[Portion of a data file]
· · · ·

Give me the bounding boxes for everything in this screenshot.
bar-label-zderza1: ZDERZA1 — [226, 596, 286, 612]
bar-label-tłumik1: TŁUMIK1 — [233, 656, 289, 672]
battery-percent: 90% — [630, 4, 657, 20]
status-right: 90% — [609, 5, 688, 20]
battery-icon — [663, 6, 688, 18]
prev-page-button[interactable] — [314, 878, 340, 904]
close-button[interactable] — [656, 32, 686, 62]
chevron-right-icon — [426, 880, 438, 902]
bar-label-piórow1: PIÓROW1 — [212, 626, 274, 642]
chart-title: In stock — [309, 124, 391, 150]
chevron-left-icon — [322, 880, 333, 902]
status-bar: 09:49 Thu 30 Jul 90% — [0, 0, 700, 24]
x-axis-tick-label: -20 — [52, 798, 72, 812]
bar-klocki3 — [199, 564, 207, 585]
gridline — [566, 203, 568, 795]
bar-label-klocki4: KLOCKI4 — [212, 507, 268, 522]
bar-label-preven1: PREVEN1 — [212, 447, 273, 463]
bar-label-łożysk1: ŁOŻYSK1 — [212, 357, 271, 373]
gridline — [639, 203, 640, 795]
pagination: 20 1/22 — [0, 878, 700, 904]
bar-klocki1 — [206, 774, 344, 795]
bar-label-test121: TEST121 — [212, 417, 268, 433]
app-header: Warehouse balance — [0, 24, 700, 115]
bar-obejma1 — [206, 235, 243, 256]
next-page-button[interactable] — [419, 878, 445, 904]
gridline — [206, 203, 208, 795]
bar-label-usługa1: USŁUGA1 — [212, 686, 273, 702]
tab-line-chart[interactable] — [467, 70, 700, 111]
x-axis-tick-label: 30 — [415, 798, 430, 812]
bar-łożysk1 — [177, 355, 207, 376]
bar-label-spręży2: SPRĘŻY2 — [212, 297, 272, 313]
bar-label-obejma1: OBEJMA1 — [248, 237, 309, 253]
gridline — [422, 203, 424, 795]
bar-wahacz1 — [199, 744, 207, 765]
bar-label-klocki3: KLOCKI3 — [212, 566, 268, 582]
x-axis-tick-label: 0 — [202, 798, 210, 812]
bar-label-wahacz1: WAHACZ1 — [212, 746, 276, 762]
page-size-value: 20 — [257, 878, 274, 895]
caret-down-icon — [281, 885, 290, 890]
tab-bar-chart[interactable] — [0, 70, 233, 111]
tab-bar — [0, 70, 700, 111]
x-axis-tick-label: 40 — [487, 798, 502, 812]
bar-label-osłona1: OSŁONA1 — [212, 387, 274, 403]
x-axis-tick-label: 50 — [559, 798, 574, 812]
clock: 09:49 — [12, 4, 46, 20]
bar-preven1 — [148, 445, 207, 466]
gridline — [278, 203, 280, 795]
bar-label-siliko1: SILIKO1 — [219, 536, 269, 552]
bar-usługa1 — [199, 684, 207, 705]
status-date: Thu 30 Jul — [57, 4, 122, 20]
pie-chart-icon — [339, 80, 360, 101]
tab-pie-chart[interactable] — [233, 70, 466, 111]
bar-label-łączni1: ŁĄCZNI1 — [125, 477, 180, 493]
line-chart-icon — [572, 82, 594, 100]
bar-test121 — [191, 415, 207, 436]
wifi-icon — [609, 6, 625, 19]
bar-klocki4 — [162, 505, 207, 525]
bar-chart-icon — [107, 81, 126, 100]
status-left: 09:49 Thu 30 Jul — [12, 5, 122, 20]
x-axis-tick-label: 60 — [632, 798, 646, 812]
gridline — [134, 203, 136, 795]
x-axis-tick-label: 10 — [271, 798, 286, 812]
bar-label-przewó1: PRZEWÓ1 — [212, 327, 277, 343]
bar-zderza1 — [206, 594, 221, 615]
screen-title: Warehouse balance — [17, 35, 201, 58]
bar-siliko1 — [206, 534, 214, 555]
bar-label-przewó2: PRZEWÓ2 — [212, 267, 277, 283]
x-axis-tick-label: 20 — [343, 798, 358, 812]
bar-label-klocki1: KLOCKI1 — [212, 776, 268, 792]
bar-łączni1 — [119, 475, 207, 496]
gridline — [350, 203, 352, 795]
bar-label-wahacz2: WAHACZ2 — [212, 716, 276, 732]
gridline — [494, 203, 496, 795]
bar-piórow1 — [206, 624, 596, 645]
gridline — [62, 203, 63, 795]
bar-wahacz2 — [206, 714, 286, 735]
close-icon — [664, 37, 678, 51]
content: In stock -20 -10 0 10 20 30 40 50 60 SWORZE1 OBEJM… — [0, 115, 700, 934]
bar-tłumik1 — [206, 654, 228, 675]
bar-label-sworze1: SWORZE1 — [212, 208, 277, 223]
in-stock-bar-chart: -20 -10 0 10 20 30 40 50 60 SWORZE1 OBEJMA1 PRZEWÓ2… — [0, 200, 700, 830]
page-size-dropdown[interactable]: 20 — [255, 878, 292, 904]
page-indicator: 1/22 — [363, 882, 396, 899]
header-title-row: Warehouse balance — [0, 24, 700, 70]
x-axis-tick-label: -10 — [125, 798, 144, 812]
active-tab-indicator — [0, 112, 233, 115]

· · · ·

What the exercise asks ::
Recast all the items above as a numbered list, skipping any blank lines.

Response below ::
1. Give me the bounding boxes for everything in this screenshot.
2. bar-label-zderza1: ZDERZA1 — [226, 596, 286, 612]
3. bar-label-tłumik1: TŁUMIK1 — [233, 656, 289, 672]
4. battery-percent: 90% — [630, 4, 657, 20]
5. status-right: 90% — [609, 5, 688, 20]
6. battery-icon — [663, 6, 688, 18]
7. prev-page-button[interactable] — [314, 878, 340, 904]
8. close-button[interactable] — [656, 32, 686, 62]
9. chevron-right-icon — [426, 880, 438, 902]
10. bar-label-piórow1: PIÓROW1 — [212, 626, 274, 642]
11. chart-title: In stock — [309, 124, 391, 150]
12. chevron-left-icon — [322, 880, 333, 902]
13. status-bar: 09:49 Thu 30 Jul 90% — [0, 0, 700, 24]
14. x-axis-tick-label: -20 — [52, 798, 72, 812]
15. bar-klocki3 — [199, 564, 207, 585]
16. gridline — [566, 203, 568, 795]
17. bar-label-klocki4: KLOCKI4 — [212, 507, 268, 522]
18. bar-label-preven1: PREVEN1 — [212, 447, 273, 463]
19. bar-label-łożysk1: ŁOŻYSK1 — [212, 357, 271, 373]
20. gridline — [639, 203, 640, 795]
21. pagination: 20 1/22 — [0, 878, 700, 904]
22. bar-klocki1 — [206, 774, 344, 795]
23. bar-label-test121: TEST121 — [212, 417, 268, 433]
24. app-header: Warehouse balance — [0, 24, 700, 115]
25. bar-obejma1 — [206, 235, 243, 256]
26. next-page-button[interactable] — [419, 878, 445, 904]
27. gridline — [206, 203, 208, 795]
28. bar-label-usługa1: USŁUGA1 — [212, 686, 273, 702]
29. tab-line-chart[interactable] — [467, 70, 700, 111]
30. x-axis-tick-label: 30 — [415, 798, 430, 812]
31. bar-łożysk1 — [177, 355, 207, 376]
32. bar-label-spręży2: SPRĘŻY2 — [212, 297, 272, 313]
33. bar-label-obejma1: OBEJMA1 — [248, 237, 309, 253]
34. gridline — [422, 203, 424, 795]
35. bar-wahacz1 — [199, 744, 207, 765]
36. bar-label-klocki3: KLOCKI3 — [212, 566, 268, 582]
37. x-axis-tick-label: 0 — [202, 798, 210, 812]
38. bar-label-wahacz1: WAHACZ1 — [212, 746, 276, 762]
39. page-size-value: 20 — [257, 878, 274, 895]
40. caret-down-icon — [281, 885, 290, 890]
41. tab-bar-chart[interactable] — [0, 70, 233, 111]
42. tab-bar — [0, 70, 700, 111]
43. x-axis-tick-label: 40 — [487, 798, 502, 812]
44. bar-label-osłona1: OSŁONA1 — [212, 387, 274, 403]
45. x-axis-tick-label: 50 — [559, 798, 574, 812]
46. clock: 09:49 — [12, 4, 46, 20]
47. bar-preven1 — [148, 445, 207, 466]
48. gridline — [278, 203, 280, 795]
49. bar-label-siliko1: SILIKO1 — [219, 536, 269, 552]
50. bar-usługa1 — [199, 684, 207, 705]
51. status-date: Thu 30 Jul — [57, 4, 122, 20]
52. pie-chart-icon — [339, 80, 360, 101]
53. tab-pie-chart[interactable] — [233, 70, 466, 111]
54. bar-label-łączni1: ŁĄCZNI1 — [125, 477, 180, 493]
55. line-chart-icon — [572, 82, 594, 100]
56. bar-test121 — [191, 415, 207, 436]
57. wifi-icon — [609, 6, 625, 19]
58. bar-klocki4 — [162, 505, 207, 525]
59. bar-chart-icon — [107, 81, 126, 100]
60. status-left: 09:49 Thu 30 Jul — [12, 5, 122, 20]
61. x-axis-tick-label: 60 — [632, 798, 646, 812]
62. gridline — [134, 203, 136, 795]
63. x-axis-tick-label: 10 — [271, 798, 286, 812]
64. bar-label-przewó1: PRZEWÓ1 — [212, 327, 277, 343]
65. bar-zderza1 — [206, 594, 221, 615]
66. screen-title: Warehouse balance — [17, 35, 201, 58]
67. bar-siliko1 — [206, 534, 214, 555]
68. bar-label-przewó2: PRZEWÓ2 — [212, 267, 277, 283]
69. x-axis-tick-label: 20 — [343, 798, 358, 812]
70. bar-label-klocki1: KLOCKI1 — [212, 776, 268, 792]
71. bar-łączni1 — [119, 475, 207, 496]
72. gridline — [350, 203, 352, 795]
73. bar-label-wahacz2: WAHACZ2 — [212, 716, 276, 732]
74. gridline — [494, 203, 496, 795]
75. bar-piórow1 — [206, 624, 596, 645]
76. gridline — [62, 203, 63, 795]
77. bar-wahacz2 — [206, 714, 286, 735]
78. close-icon — [664, 37, 678, 51]
79. content: In stock -20 -10 0 10 20 30 40 50 60 SWORZE1 OBEJM… — [0, 115, 700, 934]
80. bar-tłumik1 — [206, 654, 228, 675]
81. bar-label-sworze1: SWORZE1 — [212, 208, 277, 223]
82. in-stock-bar-chart: -20 -10 0 10 20 30 40 50 60 SWORZE1 OBEJMA1 PRZEWÓ2… — [0, 200, 700, 830]
83. page-size-dropdown[interactable]: 20 — [255, 878, 292, 904]
84. page-indicator: 1/22 — [363, 882, 396, 899]
85. header-title-row: Warehouse balance — [0, 24, 700, 70]
86. x-axis-tick-label: -10 — [125, 798, 144, 812]
87. active-tab-indicator — [0, 112, 233, 115]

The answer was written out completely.